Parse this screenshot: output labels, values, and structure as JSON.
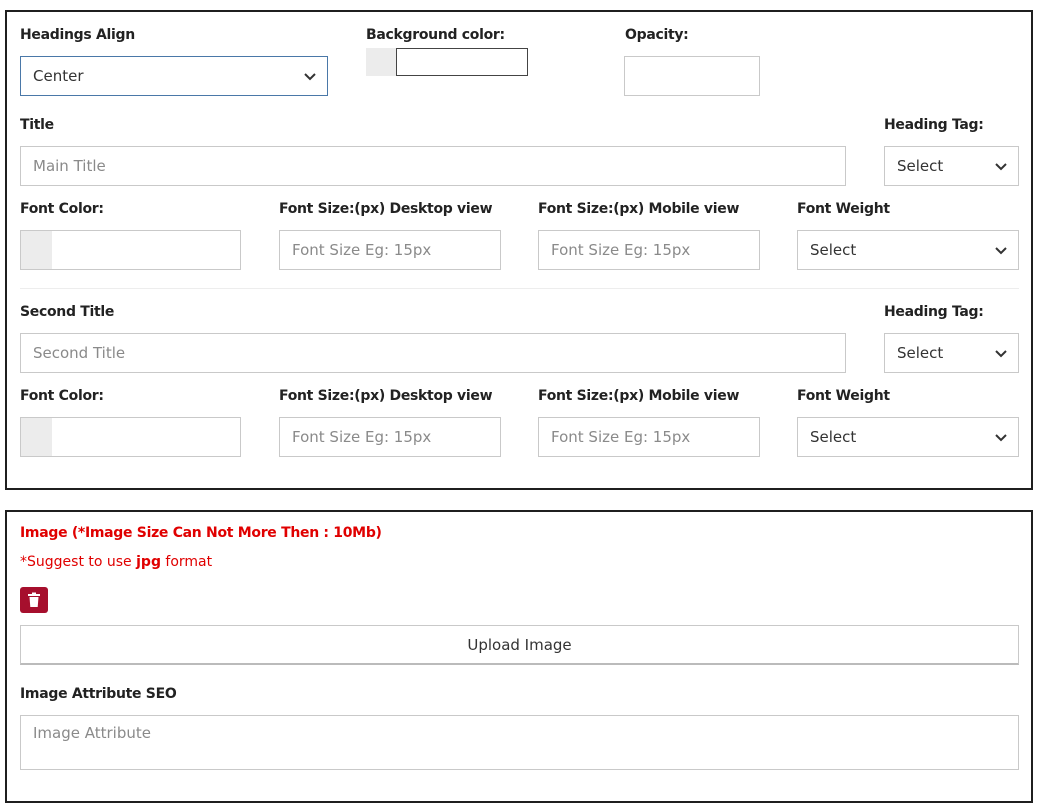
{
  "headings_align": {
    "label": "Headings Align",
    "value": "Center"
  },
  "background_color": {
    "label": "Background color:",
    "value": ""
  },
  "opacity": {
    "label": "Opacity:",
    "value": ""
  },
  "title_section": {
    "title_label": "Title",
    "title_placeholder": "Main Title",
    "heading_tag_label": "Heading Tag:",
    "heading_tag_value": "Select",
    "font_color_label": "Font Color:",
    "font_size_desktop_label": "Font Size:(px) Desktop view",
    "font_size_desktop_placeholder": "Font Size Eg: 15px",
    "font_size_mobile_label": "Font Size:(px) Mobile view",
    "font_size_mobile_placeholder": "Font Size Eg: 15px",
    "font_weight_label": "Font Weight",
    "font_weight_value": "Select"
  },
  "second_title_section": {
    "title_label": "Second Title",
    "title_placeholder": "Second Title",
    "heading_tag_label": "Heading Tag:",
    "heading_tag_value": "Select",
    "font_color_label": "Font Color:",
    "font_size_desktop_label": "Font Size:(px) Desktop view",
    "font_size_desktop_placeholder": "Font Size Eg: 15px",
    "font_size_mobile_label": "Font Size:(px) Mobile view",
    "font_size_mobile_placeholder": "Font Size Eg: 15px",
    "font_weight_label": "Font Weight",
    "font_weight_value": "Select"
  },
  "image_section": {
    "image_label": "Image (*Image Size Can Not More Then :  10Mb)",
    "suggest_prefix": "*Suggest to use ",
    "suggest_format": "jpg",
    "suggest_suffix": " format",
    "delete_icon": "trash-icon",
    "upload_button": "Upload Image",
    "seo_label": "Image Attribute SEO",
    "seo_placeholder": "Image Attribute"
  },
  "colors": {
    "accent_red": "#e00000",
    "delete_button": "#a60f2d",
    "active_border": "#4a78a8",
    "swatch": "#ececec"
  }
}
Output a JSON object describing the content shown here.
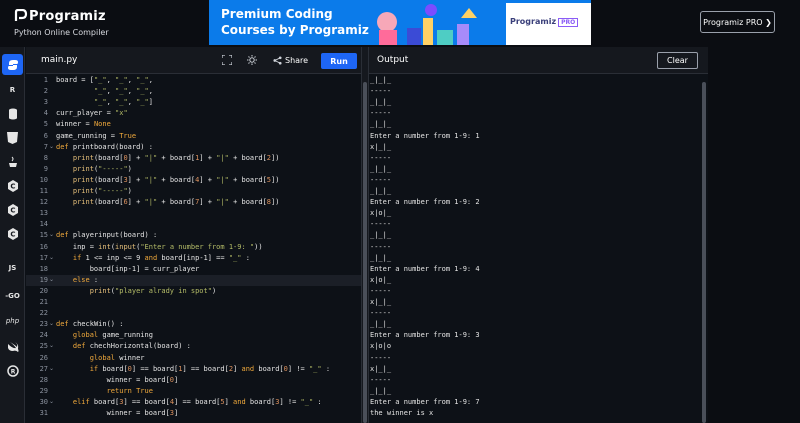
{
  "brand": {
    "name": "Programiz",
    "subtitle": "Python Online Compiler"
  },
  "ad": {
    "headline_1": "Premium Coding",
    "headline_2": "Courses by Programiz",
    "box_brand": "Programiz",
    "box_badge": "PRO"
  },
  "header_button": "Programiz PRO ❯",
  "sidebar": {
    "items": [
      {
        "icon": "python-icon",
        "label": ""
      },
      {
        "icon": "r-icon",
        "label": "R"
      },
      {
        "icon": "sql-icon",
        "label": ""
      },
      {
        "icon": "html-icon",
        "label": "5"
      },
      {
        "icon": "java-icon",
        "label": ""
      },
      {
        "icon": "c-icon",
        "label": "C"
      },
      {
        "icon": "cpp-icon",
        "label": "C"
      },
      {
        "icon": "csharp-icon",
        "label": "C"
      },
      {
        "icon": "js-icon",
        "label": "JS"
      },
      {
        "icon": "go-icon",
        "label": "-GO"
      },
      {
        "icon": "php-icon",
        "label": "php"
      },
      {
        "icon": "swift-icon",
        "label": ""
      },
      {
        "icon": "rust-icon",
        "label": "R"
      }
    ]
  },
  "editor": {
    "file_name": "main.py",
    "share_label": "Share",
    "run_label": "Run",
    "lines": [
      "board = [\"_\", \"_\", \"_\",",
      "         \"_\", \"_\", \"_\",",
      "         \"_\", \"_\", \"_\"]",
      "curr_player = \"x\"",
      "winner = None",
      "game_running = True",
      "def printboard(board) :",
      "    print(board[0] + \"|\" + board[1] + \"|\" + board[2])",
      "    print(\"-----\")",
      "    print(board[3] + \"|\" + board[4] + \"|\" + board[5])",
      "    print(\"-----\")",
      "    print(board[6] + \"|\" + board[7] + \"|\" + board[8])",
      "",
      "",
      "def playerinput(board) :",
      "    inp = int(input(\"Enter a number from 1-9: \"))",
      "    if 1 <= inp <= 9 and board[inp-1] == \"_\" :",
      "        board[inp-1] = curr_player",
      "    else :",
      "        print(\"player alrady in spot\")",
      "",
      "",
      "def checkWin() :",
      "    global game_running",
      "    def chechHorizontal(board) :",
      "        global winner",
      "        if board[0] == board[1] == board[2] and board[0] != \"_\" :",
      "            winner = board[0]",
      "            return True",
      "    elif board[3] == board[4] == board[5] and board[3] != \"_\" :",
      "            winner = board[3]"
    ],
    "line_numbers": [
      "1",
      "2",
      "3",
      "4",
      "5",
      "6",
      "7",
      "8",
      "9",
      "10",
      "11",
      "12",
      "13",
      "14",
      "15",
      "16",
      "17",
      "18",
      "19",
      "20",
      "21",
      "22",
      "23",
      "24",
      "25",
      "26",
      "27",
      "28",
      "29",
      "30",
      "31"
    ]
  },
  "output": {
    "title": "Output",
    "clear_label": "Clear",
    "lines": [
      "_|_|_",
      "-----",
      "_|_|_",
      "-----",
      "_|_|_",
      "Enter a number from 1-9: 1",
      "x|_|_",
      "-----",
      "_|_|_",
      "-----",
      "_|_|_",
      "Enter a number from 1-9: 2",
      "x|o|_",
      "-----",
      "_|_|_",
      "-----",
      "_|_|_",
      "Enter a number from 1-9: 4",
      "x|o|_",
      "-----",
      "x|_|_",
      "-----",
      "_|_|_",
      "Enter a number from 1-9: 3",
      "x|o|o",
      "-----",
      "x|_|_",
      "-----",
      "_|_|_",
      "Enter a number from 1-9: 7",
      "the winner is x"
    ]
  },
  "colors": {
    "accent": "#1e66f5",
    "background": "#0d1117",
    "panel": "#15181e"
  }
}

* * *

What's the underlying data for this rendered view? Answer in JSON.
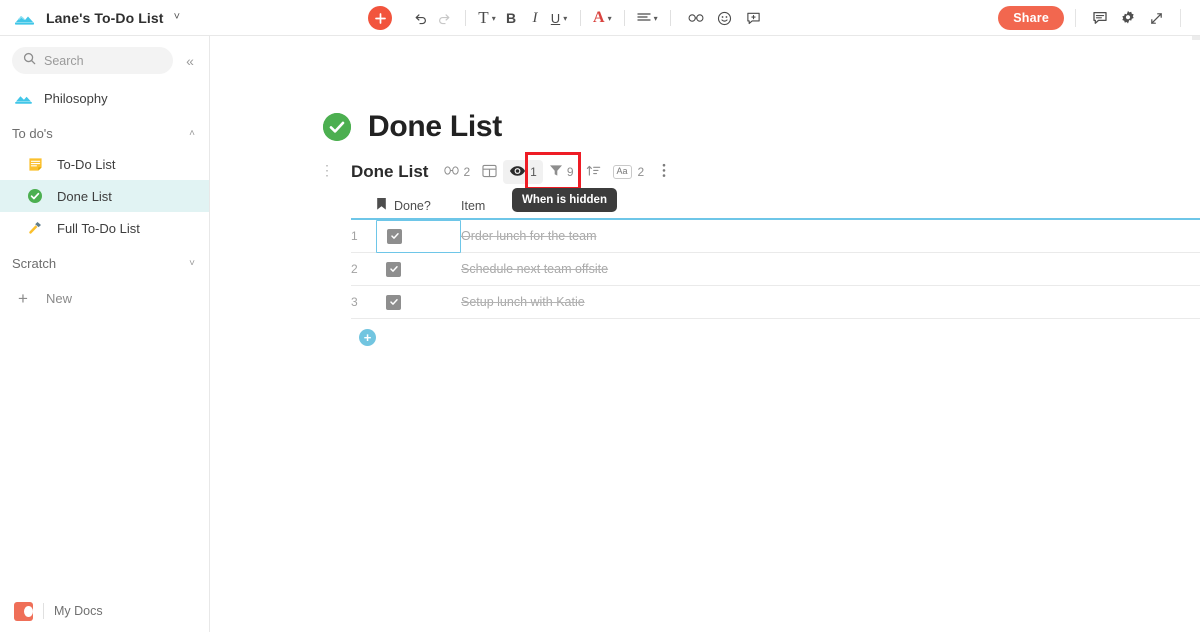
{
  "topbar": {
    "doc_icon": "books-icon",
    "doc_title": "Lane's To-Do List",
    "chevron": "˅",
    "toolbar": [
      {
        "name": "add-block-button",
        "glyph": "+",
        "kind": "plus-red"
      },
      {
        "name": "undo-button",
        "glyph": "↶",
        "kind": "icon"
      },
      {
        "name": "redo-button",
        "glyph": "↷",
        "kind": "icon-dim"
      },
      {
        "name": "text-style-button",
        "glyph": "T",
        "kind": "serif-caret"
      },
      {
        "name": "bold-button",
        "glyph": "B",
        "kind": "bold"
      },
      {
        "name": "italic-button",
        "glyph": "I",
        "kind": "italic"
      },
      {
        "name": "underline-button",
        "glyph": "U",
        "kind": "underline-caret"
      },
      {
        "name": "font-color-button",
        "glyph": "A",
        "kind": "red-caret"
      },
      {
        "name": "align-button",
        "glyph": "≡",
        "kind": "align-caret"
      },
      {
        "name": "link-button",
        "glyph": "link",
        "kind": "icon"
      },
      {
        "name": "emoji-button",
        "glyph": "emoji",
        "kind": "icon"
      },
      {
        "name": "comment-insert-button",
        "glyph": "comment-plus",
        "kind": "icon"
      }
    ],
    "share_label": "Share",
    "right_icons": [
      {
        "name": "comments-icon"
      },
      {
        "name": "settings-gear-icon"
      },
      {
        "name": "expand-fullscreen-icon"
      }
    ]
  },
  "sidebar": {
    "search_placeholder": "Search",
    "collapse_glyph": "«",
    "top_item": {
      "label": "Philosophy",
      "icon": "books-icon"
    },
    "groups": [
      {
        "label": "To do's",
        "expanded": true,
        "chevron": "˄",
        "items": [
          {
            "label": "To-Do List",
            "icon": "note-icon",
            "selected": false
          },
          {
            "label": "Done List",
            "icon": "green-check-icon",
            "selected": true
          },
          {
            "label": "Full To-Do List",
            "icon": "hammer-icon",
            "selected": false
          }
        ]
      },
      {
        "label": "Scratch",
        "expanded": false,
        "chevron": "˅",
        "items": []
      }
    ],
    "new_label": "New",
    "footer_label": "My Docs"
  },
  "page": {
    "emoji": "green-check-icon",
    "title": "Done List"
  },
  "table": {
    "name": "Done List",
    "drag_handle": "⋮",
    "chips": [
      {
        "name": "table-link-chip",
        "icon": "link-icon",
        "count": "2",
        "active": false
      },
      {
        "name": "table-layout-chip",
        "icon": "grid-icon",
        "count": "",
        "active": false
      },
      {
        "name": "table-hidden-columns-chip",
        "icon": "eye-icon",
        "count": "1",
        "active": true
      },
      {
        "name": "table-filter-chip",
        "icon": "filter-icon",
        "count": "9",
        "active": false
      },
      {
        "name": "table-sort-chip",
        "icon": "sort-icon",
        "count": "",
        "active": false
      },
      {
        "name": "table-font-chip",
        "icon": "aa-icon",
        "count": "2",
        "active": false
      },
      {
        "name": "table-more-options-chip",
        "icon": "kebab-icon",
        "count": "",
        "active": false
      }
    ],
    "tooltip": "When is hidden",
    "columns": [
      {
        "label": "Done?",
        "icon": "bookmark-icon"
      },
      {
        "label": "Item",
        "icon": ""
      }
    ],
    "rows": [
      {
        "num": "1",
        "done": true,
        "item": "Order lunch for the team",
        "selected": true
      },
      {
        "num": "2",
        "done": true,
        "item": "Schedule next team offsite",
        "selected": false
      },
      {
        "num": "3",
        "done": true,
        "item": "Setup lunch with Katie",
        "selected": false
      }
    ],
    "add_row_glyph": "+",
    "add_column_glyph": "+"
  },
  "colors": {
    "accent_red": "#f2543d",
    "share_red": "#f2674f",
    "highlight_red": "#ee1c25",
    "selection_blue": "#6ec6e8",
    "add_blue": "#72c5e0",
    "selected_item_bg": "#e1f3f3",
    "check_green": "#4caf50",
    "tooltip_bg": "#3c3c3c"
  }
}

### [WORK TO COMPLETE]
The answer must consist solely of the number of lines in the entries that contain the word "kind".

### [WORKED SOLUTION]
12